| YOUR TASK |
Repeat each entry as written and leave the images out of the copy.

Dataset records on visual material
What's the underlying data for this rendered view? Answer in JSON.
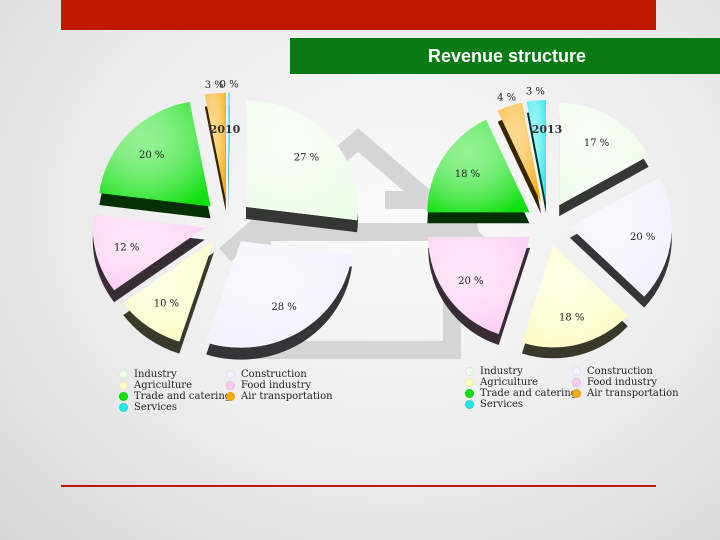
{
  "slide": {
    "title": "Revenue structure",
    "colors": {
      "top_bar": "#c01800",
      "title_bar": "#0a7a14"
    }
  },
  "chart_data": [
    {
      "type": "pie",
      "title": "2010",
      "categories": [
        "Industry",
        "Construction",
        "Agriculture",
        "Food industry",
        "Trade and catering",
        "Air transportation",
        "Services"
      ],
      "values": [
        27,
        28,
        10,
        12,
        20,
        3,
        0
      ],
      "labels": [
        "27 %",
        "28 %",
        "10 %",
        "12 %",
        "20 %",
        "3 %",
        "0 %"
      ],
      "colors": [
        "#eefcea",
        "#f2f1fd",
        "#fdfdc2",
        "#fdc9f2",
        "#11e010",
        "#f4ac0c",
        "#20e8e8"
      ],
      "legend": "bottom"
    },
    {
      "type": "pie",
      "title": "2013",
      "categories": [
        "Industry",
        "Construction",
        "Agriculture",
        "Food industry",
        "Trade and catering",
        "Air transportation",
        "Services"
      ],
      "values": [
        17,
        20,
        18,
        20,
        18,
        4,
        3
      ],
      "labels": [
        "17 %",
        "20 %",
        "18 %",
        "20 %",
        "18 %",
        "4 %",
        "3 %"
      ],
      "colors": [
        "#eefcea",
        "#f2f1fd",
        "#fdfdc2",
        "#fdc9f2",
        "#11e010",
        "#f4ac0c",
        "#20e8e8"
      ],
      "legend": "bottom"
    }
  ],
  "legend_items": [
    {
      "label": "Industry",
      "color": "#eefcea"
    },
    {
      "label": "Construction",
      "color": "#f2f1fd"
    },
    {
      "label": "Agriculture",
      "color": "#fdfdc2"
    },
    {
      "label": "Food industry",
      "color": "#fdc9f2"
    },
    {
      "label": "Trade and catering",
      "color": "#11e010"
    },
    {
      "label": "Air transportation",
      "color": "#f4ac0c"
    },
    {
      "label": "Services",
      "color": "#20e8e8"
    }
  ]
}
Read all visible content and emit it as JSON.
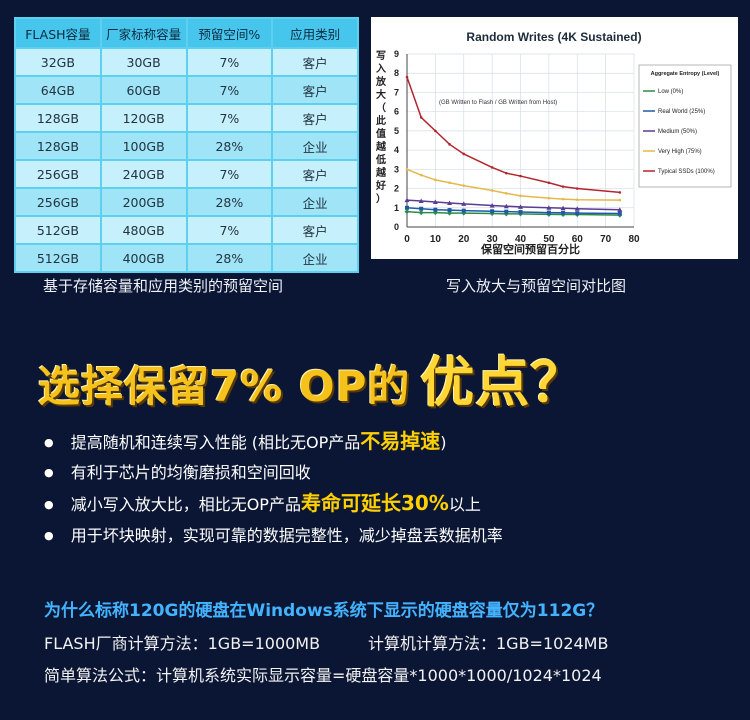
{
  "table": {
    "headers": [
      "FLASH容量",
      "厂家标称容量",
      "预留空间%",
      "应用类别"
    ],
    "rows": [
      [
        "32GB",
        "30GB",
        "7%",
        "客户"
      ],
      [
        "64GB",
        "60GB",
        "7%",
        "客户"
      ],
      [
        "128GB",
        "120GB",
        "7%",
        "客户"
      ],
      [
        "128GB",
        "100GB",
        "28%",
        "企业"
      ],
      [
        "256GB",
        "240GB",
        "7%",
        "客户"
      ],
      [
        "256GB",
        "200GB",
        "28%",
        "企业"
      ],
      [
        "512GB",
        "480GB",
        "7%",
        "客户"
      ],
      [
        "512GB",
        "400GB",
        "28%",
        "企业"
      ]
    ]
  },
  "captions": {
    "left": "基于存储容量和应用类别的预留空间",
    "right": "写入放大与预留空间对比图"
  },
  "chart_data": {
    "type": "line",
    "title": "Random Writes (4K Sustained)",
    "xlabel": "保留空间预留百分比",
    "ylabel": "写入放大（此值越低越好）",
    "annotation": "(GB Written to Flash / GB Written from Host)",
    "xlim": [
      0,
      80
    ],
    "ylim": [
      0,
      9
    ],
    "xticks": [
      0,
      10,
      20,
      30,
      40,
      50,
      60,
      70,
      80
    ],
    "yticks": [
      0,
      1,
      2,
      3,
      4,
      5,
      6,
      7,
      8,
      9
    ],
    "grid": true,
    "legend_title": "Aggregate Entropy (Level)",
    "legend_position": "right",
    "series": [
      {
        "name": "Low (0%)",
        "color": "#2a8c4a",
        "marker": "diamond",
        "points": [
          [
            0,
            0.8
          ],
          [
            5,
            0.75
          ],
          [
            10,
            0.75
          ],
          [
            15,
            0.72
          ],
          [
            20,
            0.72
          ],
          [
            30,
            0.7
          ],
          [
            35,
            0.68
          ],
          [
            40,
            0.68
          ],
          [
            50,
            0.66
          ],
          [
            55,
            0.65
          ],
          [
            60,
            0.65
          ],
          [
            75,
            0.62
          ]
        ]
      },
      {
        "name": "Real World (25%)",
        "color": "#1f5aa6",
        "marker": "square",
        "points": [
          [
            0,
            1.0
          ],
          [
            5,
            0.95
          ],
          [
            10,
            0.9
          ],
          [
            15,
            0.88
          ],
          [
            20,
            0.85
          ],
          [
            30,
            0.82
          ],
          [
            35,
            0.8
          ],
          [
            40,
            0.78
          ],
          [
            50,
            0.75
          ],
          [
            55,
            0.74
          ],
          [
            60,
            0.72
          ],
          [
            75,
            0.7
          ]
        ]
      },
      {
        "name": "Medium (50%)",
        "color": "#5a3c92",
        "marker": "triangle",
        "points": [
          [
            0,
            1.4
          ],
          [
            5,
            1.35
          ],
          [
            10,
            1.3
          ],
          [
            15,
            1.25
          ],
          [
            20,
            1.2
          ],
          [
            30,
            1.12
          ],
          [
            35,
            1.08
          ],
          [
            40,
            1.05
          ],
          [
            50,
            1.0
          ],
          [
            55,
            0.98
          ],
          [
            60,
            0.95
          ],
          [
            75,
            0.9
          ]
        ]
      },
      {
        "name": "Very High (75%)",
        "color": "#e3b94a",
        "marker": "none",
        "points": [
          [
            0,
            3.0
          ],
          [
            5,
            2.7
          ],
          [
            10,
            2.45
          ],
          [
            15,
            2.3
          ],
          [
            20,
            2.15
          ],
          [
            30,
            1.9
          ],
          [
            35,
            1.75
          ],
          [
            40,
            1.62
          ],
          [
            50,
            1.5
          ],
          [
            55,
            1.45
          ],
          [
            60,
            1.42
          ],
          [
            75,
            1.4
          ]
        ]
      },
      {
        "name": "Typical SSDs (100%)",
        "color": "#b3262e",
        "marker": "none",
        "points": [
          [
            0,
            7.8
          ],
          [
            5,
            5.7
          ],
          [
            10,
            5.0
          ],
          [
            15,
            4.3
          ],
          [
            20,
            3.8
          ],
          [
            30,
            3.1
          ],
          [
            35,
            2.8
          ],
          [
            40,
            2.65
          ],
          [
            50,
            2.3
          ],
          [
            55,
            2.1
          ],
          [
            60,
            2.0
          ],
          [
            75,
            1.8
          ]
        ]
      }
    ]
  },
  "headline": {
    "main": "选择保留7% OP的",
    "big": "优点？"
  },
  "bullets": [
    {
      "pre": "提高随机和连续写入性能 (相比无OP产品",
      "hl": "不易掉速",
      "post": ")"
    },
    {
      "pre": "有利于芯片的均衡磨损和空间回收",
      "hl": "",
      "post": ""
    },
    {
      "pre": "减小写入放大比，相比无OP产品",
      "hl": "寿命可延长30%",
      "post": "以上"
    },
    {
      "pre": "用于坏块映射，实现可靠的数据完整性，减少掉盘丢数据机率",
      "hl": "",
      "post": ""
    }
  ],
  "question": "为什么标称120G的硬盘在Windows系统下显示的硬盘容量仅为112G？",
  "calc": {
    "flash": "FLASH厂商计算方法：1GB=1000MB",
    "computer": "计算机计算方法：1GB=1024MB",
    "formula": "简单算法公式：计算机系统实际显示容量=硬盘容量*1000*1000/1024*1024"
  }
}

| REPLY TO THE TASK |
What's the underlying data for this rendered view? Answer in JSON.
{
  "slide": {
    "title": "Revenue structure",
    "colors": {
      "top_bar": "#c01800",
      "title_bar": "#0a7a14"
    }
  },
  "chart_data": [
    {
      "type": "pie",
      "title": "2010",
      "categories": [
        "Industry",
        "Construction",
        "Agriculture",
        "Food industry",
        "Trade and catering",
        "Air transportation",
        "Services"
      ],
      "values": [
        27,
        28,
        10,
        12,
        20,
        3,
        0
      ],
      "labels": [
        "27 %",
        "28 %",
        "10 %",
        "12 %",
        "20 %",
        "3 %",
        "0 %"
      ],
      "colors": [
        "#eefcea",
        "#f2f1fd",
        "#fdfdc2",
        "#fdc9f2",
        "#11e010",
        "#f4ac0c",
        "#20e8e8"
      ],
      "legend": "bottom"
    },
    {
      "type": "pie",
      "title": "2013",
      "categories": [
        "Industry",
        "Construction",
        "Agriculture",
        "Food industry",
        "Trade and catering",
        "Air transportation",
        "Services"
      ],
      "values": [
        17,
        20,
        18,
        20,
        18,
        4,
        3
      ],
      "labels": [
        "17 %",
        "20 %",
        "18 %",
        "20 %",
        "18 %",
        "4 %",
        "3 %"
      ],
      "colors": [
        "#eefcea",
        "#f2f1fd",
        "#fdfdc2",
        "#fdc9f2",
        "#11e010",
        "#f4ac0c",
        "#20e8e8"
      ],
      "legend": "bottom"
    }
  ],
  "legend_items": [
    {
      "label": "Industry",
      "color": "#eefcea"
    },
    {
      "label": "Construction",
      "color": "#f2f1fd"
    },
    {
      "label": "Agriculture",
      "color": "#fdfdc2"
    },
    {
      "label": "Food industry",
      "color": "#fdc9f2"
    },
    {
      "label": "Trade and catering",
      "color": "#11e010"
    },
    {
      "label": "Air transportation",
      "color": "#f4ac0c"
    },
    {
      "label": "Services",
      "color": "#20e8e8"
    }
  ]
}
Read all visible content and emit it as JSON.
{
  "table": {
    "headers": [
      "FLASH容量",
      "厂家标称容量",
      "预留空间%",
      "应用类别"
    ],
    "rows": [
      [
        "32GB",
        "30GB",
        "7%",
        "客户"
      ],
      [
        "64GB",
        "60GB",
        "7%",
        "客户"
      ],
      [
        "128GB",
        "120GB",
        "7%",
        "客户"
      ],
      [
        "128GB",
        "100GB",
        "28%",
        "企业"
      ],
      [
        "256GB",
        "240GB",
        "7%",
        "客户"
      ],
      [
        "256GB",
        "200GB",
        "28%",
        "企业"
      ],
      [
        "512GB",
        "480GB",
        "7%",
        "客户"
      ],
      [
        "512GB",
        "400GB",
        "28%",
        "企业"
      ]
    ]
  },
  "captions": {
    "left": "基于存储容量和应用类别的预留空间",
    "right": "写入放大与预留空间对比图"
  },
  "chart_data": {
    "type": "line",
    "title": "Random Writes (4K Sustained)",
    "xlabel": "保留空间预留百分比",
    "ylabel": "写入放大（此值越低越好）",
    "annotation": "(GB Written to Flash / GB Written from Host)",
    "xlim": [
      0,
      80
    ],
    "ylim": [
      0,
      9
    ],
    "xticks": [
      0,
      10,
      20,
      30,
      40,
      50,
      60,
      70,
      80
    ],
    "yticks": [
      0,
      1,
      2,
      3,
      4,
      5,
      6,
      7,
      8,
      9
    ],
    "grid": true,
    "legend_title": "Aggregate Entropy (Level)",
    "legend_position": "right",
    "series": [
      {
        "name": "Low (0%)",
        "color": "#2a8c4a",
        "marker": "diamond",
        "points": [
          [
            0,
            0.8
          ],
          [
            5,
            0.75
          ],
          [
            10,
            0.75
          ],
          [
            15,
            0.72
          ],
          [
            20,
            0.72
          ],
          [
            30,
            0.7
          ],
          [
            35,
            0.68
          ],
          [
            40,
            0.68
          ],
          [
            50,
            0.66
          ],
          [
            55,
            0.65
          ],
          [
            60,
            0.65
          ],
          [
            75,
            0.62
          ]
        ]
      },
      {
        "name": "Real World (25%)",
        "color": "#1f5aa6",
        "marker": "square",
        "points": [
          [
            0,
            1.0
          ],
          [
            5,
            0.95
          ],
          [
            10,
            0.9
          ],
          [
            15,
            0.88
          ],
          [
            20,
            0.85
          ],
          [
            30,
            0.82
          ],
          [
            35,
            0.8
          ],
          [
            40,
            0.78
          ],
          [
            50,
            0.75
          ],
          [
            55,
            0.74
          ],
          [
            60,
            0.72
          ],
          [
            75,
            0.7
          ]
        ]
      },
      {
        "name": "Medium (50%)",
        "color": "#5a3c92",
        "marker": "triangle",
        "points": [
          [
            0,
            1.4
          ],
          [
            5,
            1.35
          ],
          [
            10,
            1.3
          ],
          [
            15,
            1.25
          ],
          [
            20,
            1.2
          ],
          [
            30,
            1.12
          ],
          [
            35,
            1.08
          ],
          [
            40,
            1.05
          ],
          [
            50,
            1.0
          ],
          [
            55,
            0.98
          ],
          [
            60,
            0.95
          ],
          [
            75,
            0.9
          ]
        ]
      },
      {
        "name": "Very High (75%)",
        "color": "#e3b94a",
        "marker": "none",
        "points": [
          [
            0,
            3.0
          ],
          [
            5,
            2.7
          ],
          [
            10,
            2.45
          ],
          [
            15,
            2.3
          ],
          [
            20,
            2.15
          ],
          [
            30,
            1.9
          ],
          [
            35,
            1.75
          ],
          [
            40,
            1.62
          ],
          [
            50,
            1.5
          ],
          [
            55,
            1.45
          ],
          [
            60,
            1.42
          ],
          [
            75,
            1.4
          ]
        ]
      },
      {
        "name": "Typical SSDs (100%)",
        "color": "#b3262e",
        "marker": "none",
        "points": [
          [
            0,
            7.8
          ],
          [
            5,
            5.7
          ],
          [
            10,
            5.0
          ],
          [
            15,
            4.3
          ],
          [
            20,
            3.8
          ],
          [
            30,
            3.1
          ],
          [
            35,
            2.8
          ],
          [
            40,
            2.65
          ],
          [
            50,
            2.3
          ],
          [
            55,
            2.1
          ],
          [
            60,
            2.0
          ],
          [
            75,
            1.8
          ]
        ]
      }
    ]
  },
  "headline": {
    "main": "选择保留7% OP的",
    "big": "优点？"
  },
  "bullets": [
    {
      "pre": "提高随机和连续写入性能 (相比无OP产品",
      "hl": "不易掉速",
      "post": ")"
    },
    {
      "pre": "有利于芯片的均衡磨损和空间回收",
      "hl": "",
      "post": ""
    },
    {
      "pre": "减小写入放大比，相比无OP产品",
      "hl": "寿命可延长30%",
      "post": "以上"
    },
    {
      "pre": "用于坏块映射，实现可靠的数据完整性，减少掉盘丢数据机率",
      "hl": "",
      "post": ""
    }
  ],
  "question": "为什么标称120G的硬盘在Windows系统下显示的硬盘容量仅为112G？",
  "calc": {
    "flash": "FLASH厂商计算方法：1GB=1000MB",
    "computer": "计算机计算方法：1GB=1024MB",
    "formula": "简单算法公式：计算机系统实际显示容量=硬盘容量*1000*1000/1024*1024"
  }
}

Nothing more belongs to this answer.